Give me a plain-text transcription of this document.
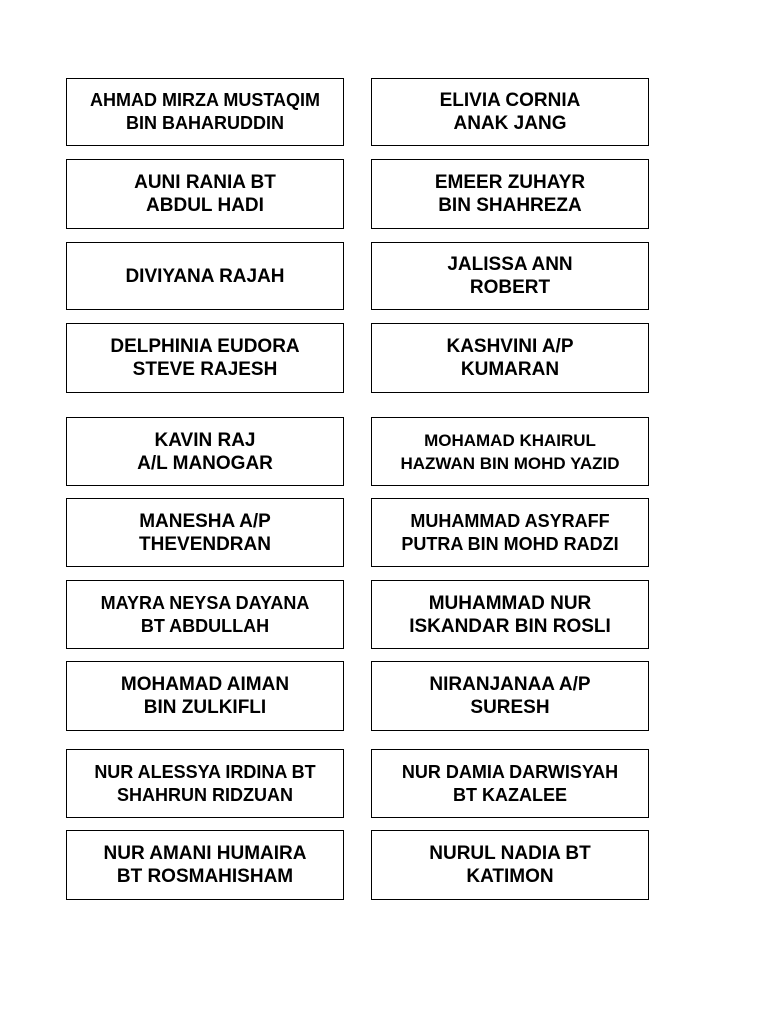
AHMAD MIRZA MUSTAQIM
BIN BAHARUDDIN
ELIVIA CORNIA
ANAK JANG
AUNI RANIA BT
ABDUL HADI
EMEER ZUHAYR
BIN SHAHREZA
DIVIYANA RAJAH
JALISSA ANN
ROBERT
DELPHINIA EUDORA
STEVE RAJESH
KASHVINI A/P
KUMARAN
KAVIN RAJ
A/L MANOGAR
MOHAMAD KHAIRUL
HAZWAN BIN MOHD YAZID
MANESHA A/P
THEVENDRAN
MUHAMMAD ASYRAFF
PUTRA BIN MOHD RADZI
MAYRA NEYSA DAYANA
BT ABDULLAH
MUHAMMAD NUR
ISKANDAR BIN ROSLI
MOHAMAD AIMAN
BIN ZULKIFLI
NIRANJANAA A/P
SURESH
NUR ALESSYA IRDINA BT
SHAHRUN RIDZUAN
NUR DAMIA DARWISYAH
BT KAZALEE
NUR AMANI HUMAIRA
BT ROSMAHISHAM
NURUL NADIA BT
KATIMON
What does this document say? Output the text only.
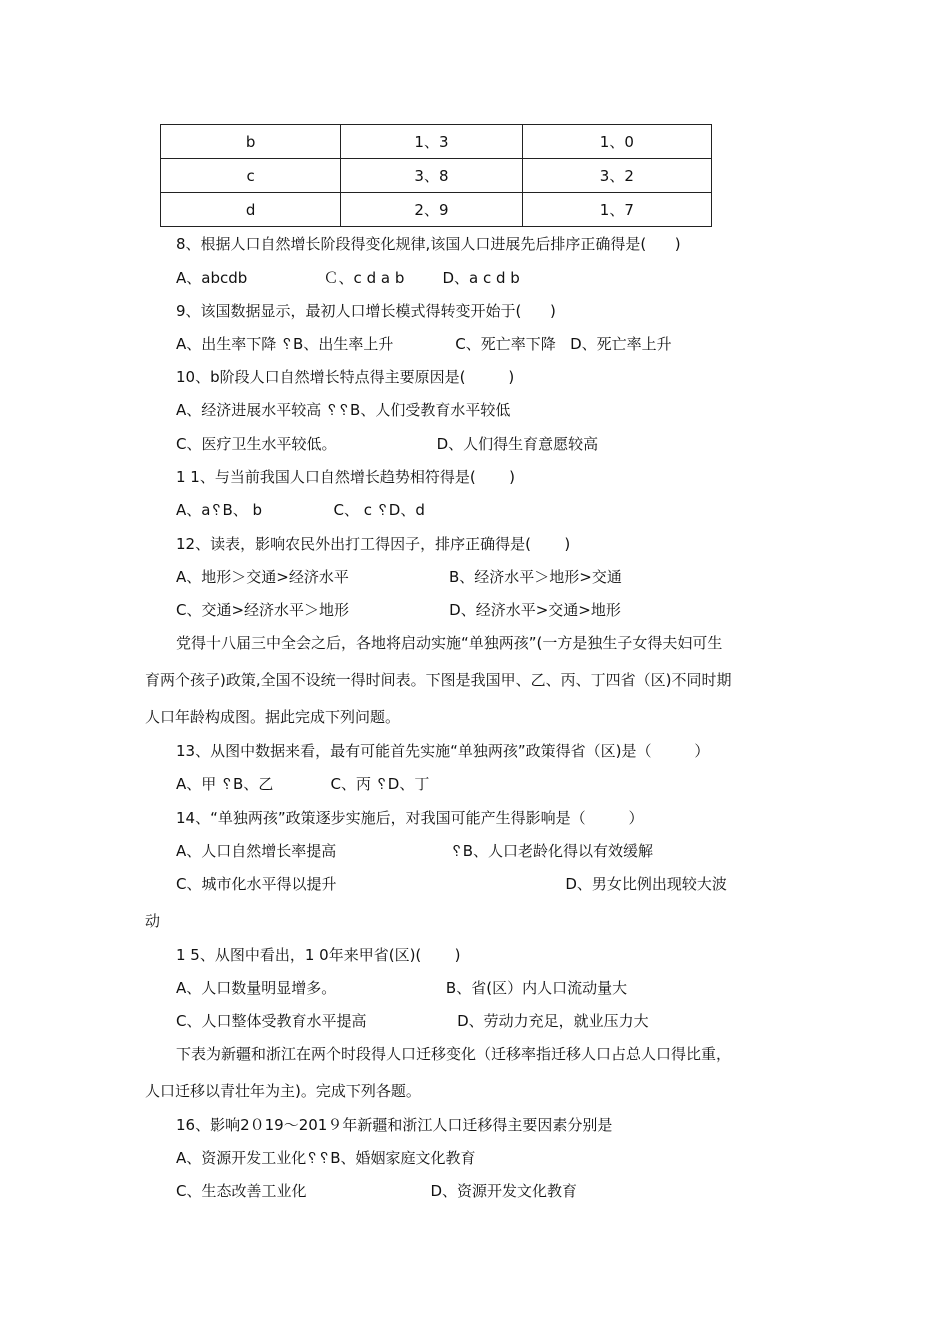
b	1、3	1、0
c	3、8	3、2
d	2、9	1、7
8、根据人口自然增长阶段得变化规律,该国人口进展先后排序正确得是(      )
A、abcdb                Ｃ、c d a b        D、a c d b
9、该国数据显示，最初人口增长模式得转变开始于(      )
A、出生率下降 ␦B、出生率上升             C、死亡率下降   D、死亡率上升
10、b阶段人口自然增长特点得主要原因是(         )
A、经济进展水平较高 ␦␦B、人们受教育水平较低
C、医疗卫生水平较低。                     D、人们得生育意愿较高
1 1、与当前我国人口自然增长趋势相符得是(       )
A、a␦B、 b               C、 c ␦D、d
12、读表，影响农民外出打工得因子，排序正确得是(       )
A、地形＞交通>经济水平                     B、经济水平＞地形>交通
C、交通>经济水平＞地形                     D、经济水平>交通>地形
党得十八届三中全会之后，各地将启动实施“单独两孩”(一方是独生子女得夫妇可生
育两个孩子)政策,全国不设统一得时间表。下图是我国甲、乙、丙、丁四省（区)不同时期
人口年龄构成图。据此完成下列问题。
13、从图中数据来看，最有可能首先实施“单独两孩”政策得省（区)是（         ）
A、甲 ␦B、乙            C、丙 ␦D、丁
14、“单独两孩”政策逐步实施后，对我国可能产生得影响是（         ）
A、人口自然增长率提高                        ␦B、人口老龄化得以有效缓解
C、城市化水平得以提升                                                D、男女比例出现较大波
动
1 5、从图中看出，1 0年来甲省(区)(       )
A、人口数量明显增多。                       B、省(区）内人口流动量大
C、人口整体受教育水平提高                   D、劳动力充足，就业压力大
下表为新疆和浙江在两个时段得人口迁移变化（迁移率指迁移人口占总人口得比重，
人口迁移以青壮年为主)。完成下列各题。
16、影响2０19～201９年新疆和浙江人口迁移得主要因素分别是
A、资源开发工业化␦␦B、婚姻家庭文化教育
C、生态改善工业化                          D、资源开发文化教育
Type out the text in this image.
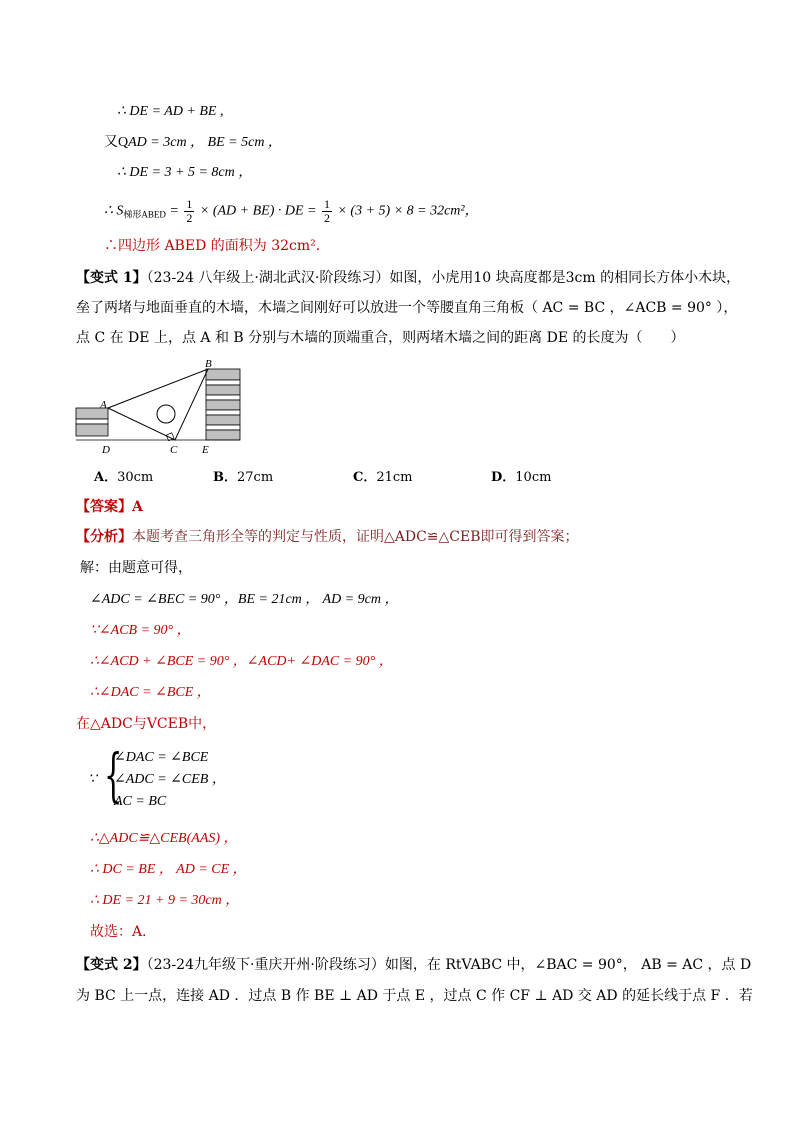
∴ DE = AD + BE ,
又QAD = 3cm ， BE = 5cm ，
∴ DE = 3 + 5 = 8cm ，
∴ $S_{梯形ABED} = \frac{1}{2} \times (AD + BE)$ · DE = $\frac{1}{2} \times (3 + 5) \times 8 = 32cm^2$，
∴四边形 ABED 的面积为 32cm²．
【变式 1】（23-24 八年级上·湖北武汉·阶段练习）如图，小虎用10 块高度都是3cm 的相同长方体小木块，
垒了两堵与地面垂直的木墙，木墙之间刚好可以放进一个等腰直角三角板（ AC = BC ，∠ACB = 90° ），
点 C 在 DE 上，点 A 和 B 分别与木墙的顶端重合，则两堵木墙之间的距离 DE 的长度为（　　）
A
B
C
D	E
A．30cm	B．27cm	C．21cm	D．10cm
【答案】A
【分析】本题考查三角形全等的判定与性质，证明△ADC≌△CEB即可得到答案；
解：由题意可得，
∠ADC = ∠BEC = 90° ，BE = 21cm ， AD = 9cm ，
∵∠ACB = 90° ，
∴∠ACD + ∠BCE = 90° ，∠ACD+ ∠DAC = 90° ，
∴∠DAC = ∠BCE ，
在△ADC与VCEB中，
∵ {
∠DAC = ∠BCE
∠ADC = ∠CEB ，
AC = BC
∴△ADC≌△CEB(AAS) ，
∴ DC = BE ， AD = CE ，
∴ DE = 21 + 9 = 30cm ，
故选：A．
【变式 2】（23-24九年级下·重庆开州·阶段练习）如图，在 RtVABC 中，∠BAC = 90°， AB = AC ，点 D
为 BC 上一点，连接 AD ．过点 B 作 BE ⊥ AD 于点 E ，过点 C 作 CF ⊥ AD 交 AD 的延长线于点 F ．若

Task to carry out: Gather each line in the entries above where the string "document" is found.

Output for this task:
Give me a plain-text transcription of this document.
What does this document say? Output the text only.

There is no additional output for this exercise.